— begin —

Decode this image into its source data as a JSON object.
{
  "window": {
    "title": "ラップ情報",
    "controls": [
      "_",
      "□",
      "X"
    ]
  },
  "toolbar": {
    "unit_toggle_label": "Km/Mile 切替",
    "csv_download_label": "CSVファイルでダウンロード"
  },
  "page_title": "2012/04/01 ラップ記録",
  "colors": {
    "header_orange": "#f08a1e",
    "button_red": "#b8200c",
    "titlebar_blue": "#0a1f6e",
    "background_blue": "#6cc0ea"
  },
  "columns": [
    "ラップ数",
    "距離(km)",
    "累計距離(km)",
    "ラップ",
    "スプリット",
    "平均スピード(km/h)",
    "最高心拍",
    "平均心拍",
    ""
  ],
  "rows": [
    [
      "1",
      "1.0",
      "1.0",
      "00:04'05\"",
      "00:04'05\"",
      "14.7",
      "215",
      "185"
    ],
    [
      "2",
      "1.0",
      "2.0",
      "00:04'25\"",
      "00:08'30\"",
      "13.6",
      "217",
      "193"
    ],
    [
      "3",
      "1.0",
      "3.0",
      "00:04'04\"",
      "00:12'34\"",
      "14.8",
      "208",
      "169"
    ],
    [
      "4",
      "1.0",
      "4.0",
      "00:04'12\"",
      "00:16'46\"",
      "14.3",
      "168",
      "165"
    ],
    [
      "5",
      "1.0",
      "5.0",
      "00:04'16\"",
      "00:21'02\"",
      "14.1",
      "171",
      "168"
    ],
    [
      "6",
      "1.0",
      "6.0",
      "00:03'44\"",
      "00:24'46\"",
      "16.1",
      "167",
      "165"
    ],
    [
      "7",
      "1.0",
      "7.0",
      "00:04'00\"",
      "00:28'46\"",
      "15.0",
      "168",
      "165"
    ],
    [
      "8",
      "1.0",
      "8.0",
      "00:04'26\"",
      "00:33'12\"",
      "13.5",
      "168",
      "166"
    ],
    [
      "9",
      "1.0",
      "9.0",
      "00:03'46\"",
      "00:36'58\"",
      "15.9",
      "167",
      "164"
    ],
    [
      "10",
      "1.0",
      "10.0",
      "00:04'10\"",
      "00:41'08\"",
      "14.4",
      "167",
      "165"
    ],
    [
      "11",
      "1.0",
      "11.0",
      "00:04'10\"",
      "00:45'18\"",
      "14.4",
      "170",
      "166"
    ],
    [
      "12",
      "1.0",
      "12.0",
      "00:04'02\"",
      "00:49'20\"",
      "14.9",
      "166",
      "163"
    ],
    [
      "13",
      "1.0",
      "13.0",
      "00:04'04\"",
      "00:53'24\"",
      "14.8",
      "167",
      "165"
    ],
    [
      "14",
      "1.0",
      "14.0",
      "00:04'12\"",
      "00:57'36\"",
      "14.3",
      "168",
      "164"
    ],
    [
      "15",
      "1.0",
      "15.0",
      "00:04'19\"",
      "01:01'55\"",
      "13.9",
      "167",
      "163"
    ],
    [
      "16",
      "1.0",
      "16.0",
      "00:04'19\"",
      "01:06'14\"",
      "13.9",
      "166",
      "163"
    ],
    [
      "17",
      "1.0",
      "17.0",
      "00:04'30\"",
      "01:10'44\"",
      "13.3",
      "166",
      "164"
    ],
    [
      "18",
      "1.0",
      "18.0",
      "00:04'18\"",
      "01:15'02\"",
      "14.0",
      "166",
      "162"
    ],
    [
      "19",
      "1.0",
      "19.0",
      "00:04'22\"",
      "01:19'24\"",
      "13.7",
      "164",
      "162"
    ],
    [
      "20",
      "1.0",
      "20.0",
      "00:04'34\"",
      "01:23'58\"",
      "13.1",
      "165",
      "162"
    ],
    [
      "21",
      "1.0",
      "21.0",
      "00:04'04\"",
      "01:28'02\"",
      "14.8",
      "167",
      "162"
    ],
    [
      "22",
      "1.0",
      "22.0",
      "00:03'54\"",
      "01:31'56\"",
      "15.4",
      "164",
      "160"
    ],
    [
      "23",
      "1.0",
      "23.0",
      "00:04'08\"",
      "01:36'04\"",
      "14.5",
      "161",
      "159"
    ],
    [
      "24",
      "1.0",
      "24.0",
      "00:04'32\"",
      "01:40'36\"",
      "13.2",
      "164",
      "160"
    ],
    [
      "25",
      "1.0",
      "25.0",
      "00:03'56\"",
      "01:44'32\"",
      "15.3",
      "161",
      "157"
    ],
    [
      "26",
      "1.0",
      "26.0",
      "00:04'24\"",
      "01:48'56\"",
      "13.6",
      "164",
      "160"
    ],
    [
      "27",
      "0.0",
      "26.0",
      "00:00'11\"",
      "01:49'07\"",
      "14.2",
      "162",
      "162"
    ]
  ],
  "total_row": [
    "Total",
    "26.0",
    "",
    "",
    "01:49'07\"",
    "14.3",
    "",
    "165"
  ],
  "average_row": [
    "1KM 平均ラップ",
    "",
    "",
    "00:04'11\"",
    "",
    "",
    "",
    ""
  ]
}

— end —

TASK STATEMENT: Reproduce the material verbatim, line by line.

EXERCISE OUTPUT:
Decode this image into its source data as a JSON object.
{
  "window": {
    "title": "ラップ情報",
    "controls": [
      "_",
      "□",
      "X"
    ]
  },
  "toolbar": {
    "unit_toggle_label": "Km/Mile 切替",
    "csv_download_label": "CSVファイルでダウンロード"
  },
  "page_title": "2012/04/01 ラップ記録",
  "colors": {
    "header_orange": "#f08a1e",
    "button_red": "#b8200c",
    "titlebar_blue": "#0a1f6e",
    "background_blue": "#6cc0ea"
  },
  "columns": [
    "ラップ数",
    "距離(km)",
    "累計距離(km)",
    "ラップ",
    "スプリット",
    "平均スピード(km/h)",
    "最高心拍",
    "平均心拍",
    ""
  ],
  "rows": [
    [
      "1",
      "1.0",
      "1.0",
      "00:04'05\"",
      "00:04'05\"",
      "14.7",
      "215",
      "185"
    ],
    [
      "2",
      "1.0",
      "2.0",
      "00:04'25\"",
      "00:08'30\"",
      "13.6",
      "217",
      "193"
    ],
    [
      "3",
      "1.0",
      "3.0",
      "00:04'04\"",
      "00:12'34\"",
      "14.8",
      "208",
      "169"
    ],
    [
      "4",
      "1.0",
      "4.0",
      "00:04'12\"",
      "00:16'46\"",
      "14.3",
      "168",
      "165"
    ],
    [
      "5",
      "1.0",
      "5.0",
      "00:04'16\"",
      "00:21'02\"",
      "14.1",
      "171",
      "168"
    ],
    [
      "6",
      "1.0",
      "6.0",
      "00:03'44\"",
      "00:24'46\"",
      "16.1",
      "167",
      "165"
    ],
    [
      "7",
      "1.0",
      "7.0",
      "00:04'00\"",
      "00:28'46\"",
      "15.0",
      "168",
      "165"
    ],
    [
      "8",
      "1.0",
      "8.0",
      "00:04'26\"",
      "00:33'12\"",
      "13.5",
      "168",
      "166"
    ],
    [
      "9",
      "1.0",
      "9.0",
      "00:03'46\"",
      "00:36'58\"",
      "15.9",
      "167",
      "164"
    ],
    [
      "10",
      "1.0",
      "10.0",
      "00:04'10\"",
      "00:41'08\"",
      "14.4",
      "167",
      "165"
    ],
    [
      "11",
      "1.0",
      "11.0",
      "00:04'10\"",
      "00:45'18\"",
      "14.4",
      "170",
      "166"
    ],
    [
      "12",
      "1.0",
      "12.0",
      "00:04'02\"",
      "00:49'20\"",
      "14.9",
      "166",
      "163"
    ],
    [
      "13",
      "1.0",
      "13.0",
      "00:04'04\"",
      "00:53'24\"",
      "14.8",
      "167",
      "165"
    ],
    [
      "14",
      "1.0",
      "14.0",
      "00:04'12\"",
      "00:57'36\"",
      "14.3",
      "168",
      "164"
    ],
    [
      "15",
      "1.0",
      "15.0",
      "00:04'19\"",
      "01:01'55\"",
      "13.9",
      "167",
      "163"
    ],
    [
      "16",
      "1.0",
      "16.0",
      "00:04'19\"",
      "01:06'14\"",
      "13.9",
      "166",
      "163"
    ],
    [
      "17",
      "1.0",
      "17.0",
      "00:04'30\"",
      "01:10'44\"",
      "13.3",
      "166",
      "164"
    ],
    [
      "18",
      "1.0",
      "18.0",
      "00:04'18\"",
      "01:15'02\"",
      "14.0",
      "166",
      "162"
    ],
    [
      "19",
      "1.0",
      "19.0",
      "00:04'22\"",
      "01:19'24\"",
      "13.7",
      "164",
      "162"
    ],
    [
      "20",
      "1.0",
      "20.0",
      "00:04'34\"",
      "01:23'58\"",
      "13.1",
      "165",
      "162"
    ],
    [
      "21",
      "1.0",
      "21.0",
      "00:04'04\"",
      "01:28'02\"",
      "14.8",
      "167",
      "162"
    ],
    [
      "22",
      "1.0",
      "22.0",
      "00:03'54\"",
      "01:31'56\"",
      "15.4",
      "164",
      "160"
    ],
    [
      "23",
      "1.0",
      "23.0",
      "00:04'08\"",
      "01:36'04\"",
      "14.5",
      "161",
      "159"
    ],
    [
      "24",
      "1.0",
      "24.0",
      "00:04'32\"",
      "01:40'36\"",
      "13.2",
      "164",
      "160"
    ],
    [
      "25",
      "1.0",
      "25.0",
      "00:03'56\"",
      "01:44'32\"",
      "15.3",
      "161",
      "157"
    ],
    [
      "26",
      "1.0",
      "26.0",
      "00:04'24\"",
      "01:48'56\"",
      "13.6",
      "164",
      "160"
    ],
    [
      "27",
      "0.0",
      "26.0",
      "00:00'11\"",
      "01:49'07\"",
      "14.2",
      "162",
      "162"
    ]
  ],
  "total_row": [
    "Total",
    "26.0",
    "",
    "",
    "01:49'07\"",
    "14.3",
    "",
    "165"
  ],
  "average_row": [
    "1KM 平均ラップ",
    "",
    "",
    "00:04'11\"",
    "",
    "",
    "",
    ""
  ]
}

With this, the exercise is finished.